→ Aufgabenstellung
Gib den Text über die Krefelder Brauerei vollständig und Wort für Wort wieder.

→ Quellenauszug

╭──

Daher wird auch in Krefeld seit 2007 hauptsächlich Pils gebraut. 25 000 Liter entstehen in den riesigen Sudkesseln während eines Brauvorgangs — und das sechs Mal täglich. Mit vier Chargen lassen sich 10 000 Kisten befüllen. 13 Lkw schaffen die täglich von Königshof nach ganz Krefeld, auch nach Düsseldorf, Gladbach oder Duisburg.
An der Sternstraße wurde bereits 1807 Krefelder Brauerei-Geschichte geschrieben. Damals gründete Johannes Michael Wienges die Brauerei „Zu den drei Kronen“, die nach seinem Tod erst Sohn Anton und später Enkel Johannes Wienges weiterführen. Nach der Hochzeit mit einer Wienges-Tochter übernimmt August Gleumes 1896 das Stammhaus an der Sternstraße und gibt ihm seinen heutigen Namen.

╰──

→ Auflistung
╭──

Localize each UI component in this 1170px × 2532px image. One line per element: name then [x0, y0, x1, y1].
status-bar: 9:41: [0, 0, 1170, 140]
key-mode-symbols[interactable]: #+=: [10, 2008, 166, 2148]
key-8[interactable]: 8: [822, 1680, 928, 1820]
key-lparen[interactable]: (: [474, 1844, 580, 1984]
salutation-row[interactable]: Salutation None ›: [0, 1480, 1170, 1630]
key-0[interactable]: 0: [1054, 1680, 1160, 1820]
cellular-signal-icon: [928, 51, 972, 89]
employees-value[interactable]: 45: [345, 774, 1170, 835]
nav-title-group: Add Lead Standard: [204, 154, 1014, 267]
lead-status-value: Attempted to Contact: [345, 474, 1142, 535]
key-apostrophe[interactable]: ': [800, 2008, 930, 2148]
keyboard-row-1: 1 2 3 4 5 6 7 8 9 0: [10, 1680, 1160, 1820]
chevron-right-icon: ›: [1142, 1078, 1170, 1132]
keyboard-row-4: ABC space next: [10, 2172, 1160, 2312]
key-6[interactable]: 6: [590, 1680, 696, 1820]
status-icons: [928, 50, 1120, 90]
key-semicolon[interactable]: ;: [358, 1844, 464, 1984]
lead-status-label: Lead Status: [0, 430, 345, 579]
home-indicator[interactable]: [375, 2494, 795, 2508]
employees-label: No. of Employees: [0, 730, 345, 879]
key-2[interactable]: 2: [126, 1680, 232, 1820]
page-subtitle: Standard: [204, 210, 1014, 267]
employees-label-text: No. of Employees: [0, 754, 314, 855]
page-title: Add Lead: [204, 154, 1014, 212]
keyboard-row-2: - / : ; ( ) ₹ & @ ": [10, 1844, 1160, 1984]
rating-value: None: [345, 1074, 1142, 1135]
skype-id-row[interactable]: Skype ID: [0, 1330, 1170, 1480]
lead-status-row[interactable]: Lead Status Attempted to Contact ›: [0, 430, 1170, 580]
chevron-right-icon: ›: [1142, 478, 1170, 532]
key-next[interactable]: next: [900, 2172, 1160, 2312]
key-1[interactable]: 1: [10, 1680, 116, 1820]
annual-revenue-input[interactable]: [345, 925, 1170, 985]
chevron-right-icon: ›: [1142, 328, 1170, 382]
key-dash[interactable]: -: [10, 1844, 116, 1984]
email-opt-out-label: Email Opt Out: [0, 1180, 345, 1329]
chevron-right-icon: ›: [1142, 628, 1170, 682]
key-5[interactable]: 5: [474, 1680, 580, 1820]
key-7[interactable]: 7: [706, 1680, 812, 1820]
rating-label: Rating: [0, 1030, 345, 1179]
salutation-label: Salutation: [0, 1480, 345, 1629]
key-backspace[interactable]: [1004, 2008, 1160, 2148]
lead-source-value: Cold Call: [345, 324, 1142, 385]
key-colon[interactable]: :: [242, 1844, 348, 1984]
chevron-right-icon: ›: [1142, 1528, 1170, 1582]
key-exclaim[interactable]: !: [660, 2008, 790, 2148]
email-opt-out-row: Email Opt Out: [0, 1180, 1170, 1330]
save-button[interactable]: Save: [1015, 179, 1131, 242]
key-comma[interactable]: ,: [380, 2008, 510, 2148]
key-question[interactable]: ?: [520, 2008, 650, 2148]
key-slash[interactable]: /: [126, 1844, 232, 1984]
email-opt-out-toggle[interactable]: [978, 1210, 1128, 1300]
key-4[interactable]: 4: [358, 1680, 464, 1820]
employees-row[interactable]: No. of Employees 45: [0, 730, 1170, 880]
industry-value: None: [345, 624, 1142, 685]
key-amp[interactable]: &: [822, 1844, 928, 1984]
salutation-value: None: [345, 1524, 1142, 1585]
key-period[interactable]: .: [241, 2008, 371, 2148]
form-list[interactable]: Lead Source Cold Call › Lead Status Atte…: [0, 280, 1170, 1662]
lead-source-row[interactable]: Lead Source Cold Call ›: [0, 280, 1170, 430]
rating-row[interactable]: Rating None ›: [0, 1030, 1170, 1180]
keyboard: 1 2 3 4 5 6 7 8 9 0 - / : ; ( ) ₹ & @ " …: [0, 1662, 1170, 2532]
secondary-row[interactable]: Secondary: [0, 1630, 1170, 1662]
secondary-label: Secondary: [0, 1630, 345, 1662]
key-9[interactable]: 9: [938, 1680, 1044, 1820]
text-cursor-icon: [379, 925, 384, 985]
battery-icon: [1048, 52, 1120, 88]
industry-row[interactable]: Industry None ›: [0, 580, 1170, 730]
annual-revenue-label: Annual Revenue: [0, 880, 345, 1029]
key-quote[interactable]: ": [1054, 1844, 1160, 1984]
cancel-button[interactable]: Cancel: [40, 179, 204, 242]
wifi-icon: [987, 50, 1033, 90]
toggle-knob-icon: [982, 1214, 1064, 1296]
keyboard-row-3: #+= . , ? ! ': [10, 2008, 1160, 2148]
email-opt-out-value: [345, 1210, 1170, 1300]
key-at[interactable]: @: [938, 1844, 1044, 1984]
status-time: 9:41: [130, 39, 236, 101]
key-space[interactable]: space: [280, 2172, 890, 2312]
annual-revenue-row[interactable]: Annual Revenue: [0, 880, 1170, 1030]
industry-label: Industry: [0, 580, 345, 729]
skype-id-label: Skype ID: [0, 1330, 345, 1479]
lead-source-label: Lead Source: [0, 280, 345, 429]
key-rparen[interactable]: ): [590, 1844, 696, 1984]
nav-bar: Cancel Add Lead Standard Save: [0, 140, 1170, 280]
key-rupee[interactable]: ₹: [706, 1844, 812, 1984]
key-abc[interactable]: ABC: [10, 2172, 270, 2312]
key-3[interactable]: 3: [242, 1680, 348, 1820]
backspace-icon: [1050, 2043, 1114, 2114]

╰──

→ Endgültige Antwort
Daher wird auch in Krefeld seit 2007 hauptsächlich Pils gebraut. 25 000 Liter entstehen in den riesigen Sudkesseln während eines Brauvorgangs — und das sechs Mal täglich. Mit vier Chargen lassen sich 10 000 Kisten befüllen. 13 Lkw schaffen die täglich von Königshof nach ganz Krefeld, auch nach Düsseldorf, Gladbach oder Duisburg.
An der Sternstraße wurde bereits 1807 Krefelder Brauerei-Geschichte geschrieben. Damals gründete Johannes Michael Wienges die Brauerei „Zu den drei Kronen“, die nach seinem Tod erst Sohn Anton und später Enkel Johannes Wienges weiterführen. Nach der Hochzeit mit einer Wienges-Tochter übernimmt August Gleumes 1896 das Stammhaus an der Sternstraße und gibt ihm seinen heutigen Namen.